§ Given request
Copy out all the lines in the records that include the word "bell".

[START OF Exercise input]

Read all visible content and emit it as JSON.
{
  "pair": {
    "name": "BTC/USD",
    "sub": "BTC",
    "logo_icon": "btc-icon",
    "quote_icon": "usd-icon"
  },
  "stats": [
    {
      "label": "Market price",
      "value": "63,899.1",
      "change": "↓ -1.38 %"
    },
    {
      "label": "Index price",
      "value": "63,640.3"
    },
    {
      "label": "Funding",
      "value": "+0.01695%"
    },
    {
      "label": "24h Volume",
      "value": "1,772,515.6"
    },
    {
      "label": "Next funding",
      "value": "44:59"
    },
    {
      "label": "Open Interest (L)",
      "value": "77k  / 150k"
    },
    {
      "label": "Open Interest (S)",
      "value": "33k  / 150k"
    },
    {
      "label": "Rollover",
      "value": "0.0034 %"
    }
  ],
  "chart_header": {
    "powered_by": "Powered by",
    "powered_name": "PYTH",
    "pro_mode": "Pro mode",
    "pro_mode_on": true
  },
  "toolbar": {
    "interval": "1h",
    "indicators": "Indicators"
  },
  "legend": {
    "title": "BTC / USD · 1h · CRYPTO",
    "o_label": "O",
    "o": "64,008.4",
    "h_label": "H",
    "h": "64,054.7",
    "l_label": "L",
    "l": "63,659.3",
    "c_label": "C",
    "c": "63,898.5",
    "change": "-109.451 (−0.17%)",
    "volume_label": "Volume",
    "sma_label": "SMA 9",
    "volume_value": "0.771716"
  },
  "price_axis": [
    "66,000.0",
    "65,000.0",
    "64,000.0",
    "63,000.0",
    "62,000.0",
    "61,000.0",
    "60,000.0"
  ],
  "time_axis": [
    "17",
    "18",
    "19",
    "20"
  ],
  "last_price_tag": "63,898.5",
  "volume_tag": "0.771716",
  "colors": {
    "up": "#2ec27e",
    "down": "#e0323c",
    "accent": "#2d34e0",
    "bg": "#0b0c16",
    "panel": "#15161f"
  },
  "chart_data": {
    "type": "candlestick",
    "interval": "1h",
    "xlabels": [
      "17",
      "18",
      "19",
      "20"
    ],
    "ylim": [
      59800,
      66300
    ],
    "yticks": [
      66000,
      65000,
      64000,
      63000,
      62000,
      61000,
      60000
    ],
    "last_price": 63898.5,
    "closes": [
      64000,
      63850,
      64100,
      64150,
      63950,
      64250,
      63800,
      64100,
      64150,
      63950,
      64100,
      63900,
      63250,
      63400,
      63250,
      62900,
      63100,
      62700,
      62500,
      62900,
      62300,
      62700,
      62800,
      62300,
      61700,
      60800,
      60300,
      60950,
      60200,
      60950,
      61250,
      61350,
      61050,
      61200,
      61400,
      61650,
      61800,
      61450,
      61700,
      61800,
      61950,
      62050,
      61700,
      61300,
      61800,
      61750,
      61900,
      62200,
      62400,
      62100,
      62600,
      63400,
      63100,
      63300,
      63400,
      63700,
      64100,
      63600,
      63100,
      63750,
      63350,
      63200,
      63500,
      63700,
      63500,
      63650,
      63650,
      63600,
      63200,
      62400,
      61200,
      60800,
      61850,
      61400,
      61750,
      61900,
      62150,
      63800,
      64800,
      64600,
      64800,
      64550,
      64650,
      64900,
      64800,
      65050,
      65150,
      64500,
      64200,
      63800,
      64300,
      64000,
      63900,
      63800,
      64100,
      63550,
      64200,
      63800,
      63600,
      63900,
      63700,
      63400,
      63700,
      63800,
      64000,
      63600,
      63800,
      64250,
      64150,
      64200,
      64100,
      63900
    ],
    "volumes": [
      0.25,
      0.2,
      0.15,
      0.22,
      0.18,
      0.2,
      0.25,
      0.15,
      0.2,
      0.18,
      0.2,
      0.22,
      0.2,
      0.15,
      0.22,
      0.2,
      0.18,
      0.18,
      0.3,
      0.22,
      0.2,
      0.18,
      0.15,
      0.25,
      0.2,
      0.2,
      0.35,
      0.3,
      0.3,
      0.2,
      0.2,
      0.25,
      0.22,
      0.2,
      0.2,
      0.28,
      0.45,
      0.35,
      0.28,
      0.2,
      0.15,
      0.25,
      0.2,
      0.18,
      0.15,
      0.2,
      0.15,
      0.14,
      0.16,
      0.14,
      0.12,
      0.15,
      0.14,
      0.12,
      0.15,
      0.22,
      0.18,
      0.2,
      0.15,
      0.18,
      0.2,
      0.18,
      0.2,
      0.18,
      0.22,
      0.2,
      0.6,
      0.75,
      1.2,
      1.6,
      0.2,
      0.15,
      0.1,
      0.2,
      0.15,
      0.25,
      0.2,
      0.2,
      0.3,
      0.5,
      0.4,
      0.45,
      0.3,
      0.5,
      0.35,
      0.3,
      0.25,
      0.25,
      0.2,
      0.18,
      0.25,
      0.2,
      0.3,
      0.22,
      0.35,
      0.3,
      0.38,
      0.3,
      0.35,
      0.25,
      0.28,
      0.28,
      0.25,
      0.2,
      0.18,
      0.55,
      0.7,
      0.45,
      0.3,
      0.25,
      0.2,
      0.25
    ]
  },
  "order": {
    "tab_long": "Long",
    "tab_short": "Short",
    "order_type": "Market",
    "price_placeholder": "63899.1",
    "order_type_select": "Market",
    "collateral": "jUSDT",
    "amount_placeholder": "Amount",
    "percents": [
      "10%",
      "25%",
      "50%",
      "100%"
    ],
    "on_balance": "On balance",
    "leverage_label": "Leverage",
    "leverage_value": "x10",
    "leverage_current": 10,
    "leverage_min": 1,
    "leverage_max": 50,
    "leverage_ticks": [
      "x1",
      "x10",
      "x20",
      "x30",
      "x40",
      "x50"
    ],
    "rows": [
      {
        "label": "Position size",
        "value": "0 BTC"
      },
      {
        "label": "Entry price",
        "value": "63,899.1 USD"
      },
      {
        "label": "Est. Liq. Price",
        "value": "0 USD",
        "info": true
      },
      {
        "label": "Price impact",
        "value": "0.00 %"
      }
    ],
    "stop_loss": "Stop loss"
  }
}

[END OF Exercise input]
[START OF Exercise input]

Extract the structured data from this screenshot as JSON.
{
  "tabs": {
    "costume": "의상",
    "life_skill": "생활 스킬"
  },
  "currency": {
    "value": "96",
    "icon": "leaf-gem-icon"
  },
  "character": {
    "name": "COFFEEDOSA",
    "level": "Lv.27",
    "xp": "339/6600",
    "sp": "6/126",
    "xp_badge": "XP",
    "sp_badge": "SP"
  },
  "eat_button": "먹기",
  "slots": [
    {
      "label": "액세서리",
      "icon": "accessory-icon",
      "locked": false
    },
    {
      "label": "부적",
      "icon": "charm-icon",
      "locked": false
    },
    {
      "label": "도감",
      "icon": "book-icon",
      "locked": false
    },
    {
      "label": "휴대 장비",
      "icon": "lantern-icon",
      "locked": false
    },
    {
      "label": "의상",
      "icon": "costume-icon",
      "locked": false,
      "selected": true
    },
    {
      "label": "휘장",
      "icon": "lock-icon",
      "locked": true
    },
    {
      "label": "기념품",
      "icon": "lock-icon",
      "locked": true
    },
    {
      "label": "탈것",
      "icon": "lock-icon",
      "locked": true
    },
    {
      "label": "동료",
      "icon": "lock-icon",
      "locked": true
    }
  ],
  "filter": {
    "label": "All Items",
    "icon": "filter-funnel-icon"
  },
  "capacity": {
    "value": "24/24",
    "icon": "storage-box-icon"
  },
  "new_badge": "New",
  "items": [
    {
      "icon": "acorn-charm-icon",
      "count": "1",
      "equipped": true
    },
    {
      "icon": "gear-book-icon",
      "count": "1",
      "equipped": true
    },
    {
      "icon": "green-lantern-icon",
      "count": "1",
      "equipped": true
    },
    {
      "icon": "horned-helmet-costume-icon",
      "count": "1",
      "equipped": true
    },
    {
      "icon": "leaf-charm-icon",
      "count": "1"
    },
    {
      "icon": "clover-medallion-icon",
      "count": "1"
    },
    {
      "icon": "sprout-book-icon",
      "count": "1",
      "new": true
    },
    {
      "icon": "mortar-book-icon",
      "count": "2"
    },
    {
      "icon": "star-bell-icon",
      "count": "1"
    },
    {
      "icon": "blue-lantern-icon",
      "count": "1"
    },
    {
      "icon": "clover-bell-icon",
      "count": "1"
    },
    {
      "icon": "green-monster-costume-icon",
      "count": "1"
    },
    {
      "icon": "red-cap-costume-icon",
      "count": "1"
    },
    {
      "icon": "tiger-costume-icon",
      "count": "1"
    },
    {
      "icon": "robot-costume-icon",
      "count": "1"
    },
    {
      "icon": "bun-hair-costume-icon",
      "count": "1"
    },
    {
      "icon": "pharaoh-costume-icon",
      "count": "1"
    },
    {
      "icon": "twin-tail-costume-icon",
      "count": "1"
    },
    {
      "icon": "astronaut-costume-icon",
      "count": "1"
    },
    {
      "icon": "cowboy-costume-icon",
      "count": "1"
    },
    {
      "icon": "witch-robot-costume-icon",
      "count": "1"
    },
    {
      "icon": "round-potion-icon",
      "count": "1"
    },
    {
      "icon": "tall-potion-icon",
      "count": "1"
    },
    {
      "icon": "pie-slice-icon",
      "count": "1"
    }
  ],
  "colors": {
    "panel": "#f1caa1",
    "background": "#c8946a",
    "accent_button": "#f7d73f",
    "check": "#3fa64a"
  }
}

[END OF Exercise input]
[START OF Exercise input]

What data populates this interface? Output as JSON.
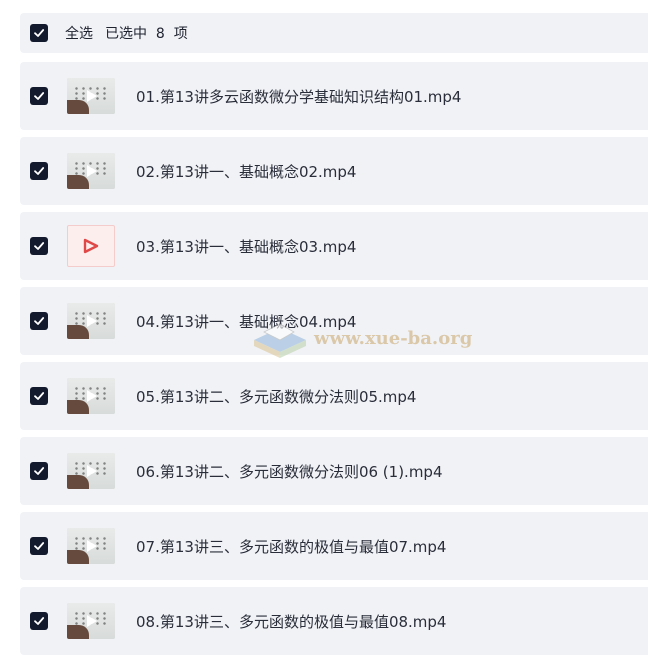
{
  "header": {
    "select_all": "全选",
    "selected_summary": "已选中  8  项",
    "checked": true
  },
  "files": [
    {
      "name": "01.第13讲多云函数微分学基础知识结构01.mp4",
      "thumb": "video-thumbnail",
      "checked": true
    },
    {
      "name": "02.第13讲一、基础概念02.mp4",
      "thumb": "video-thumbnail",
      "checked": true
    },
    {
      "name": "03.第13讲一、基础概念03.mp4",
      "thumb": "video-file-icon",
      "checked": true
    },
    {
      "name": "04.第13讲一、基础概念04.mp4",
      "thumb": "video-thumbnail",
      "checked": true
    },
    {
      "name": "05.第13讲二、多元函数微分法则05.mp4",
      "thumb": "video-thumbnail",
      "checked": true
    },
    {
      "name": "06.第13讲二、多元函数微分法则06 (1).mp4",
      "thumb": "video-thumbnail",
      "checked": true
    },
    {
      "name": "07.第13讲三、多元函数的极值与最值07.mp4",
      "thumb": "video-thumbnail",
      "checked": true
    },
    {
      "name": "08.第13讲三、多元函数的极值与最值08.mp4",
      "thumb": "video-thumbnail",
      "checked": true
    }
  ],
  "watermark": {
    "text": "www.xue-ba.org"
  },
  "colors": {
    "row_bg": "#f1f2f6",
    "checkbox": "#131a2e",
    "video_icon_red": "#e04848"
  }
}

[END OF Exercise input]

§ Correct output
      "icon": "star-bell-icon",
      "icon": "clover-bell-icon",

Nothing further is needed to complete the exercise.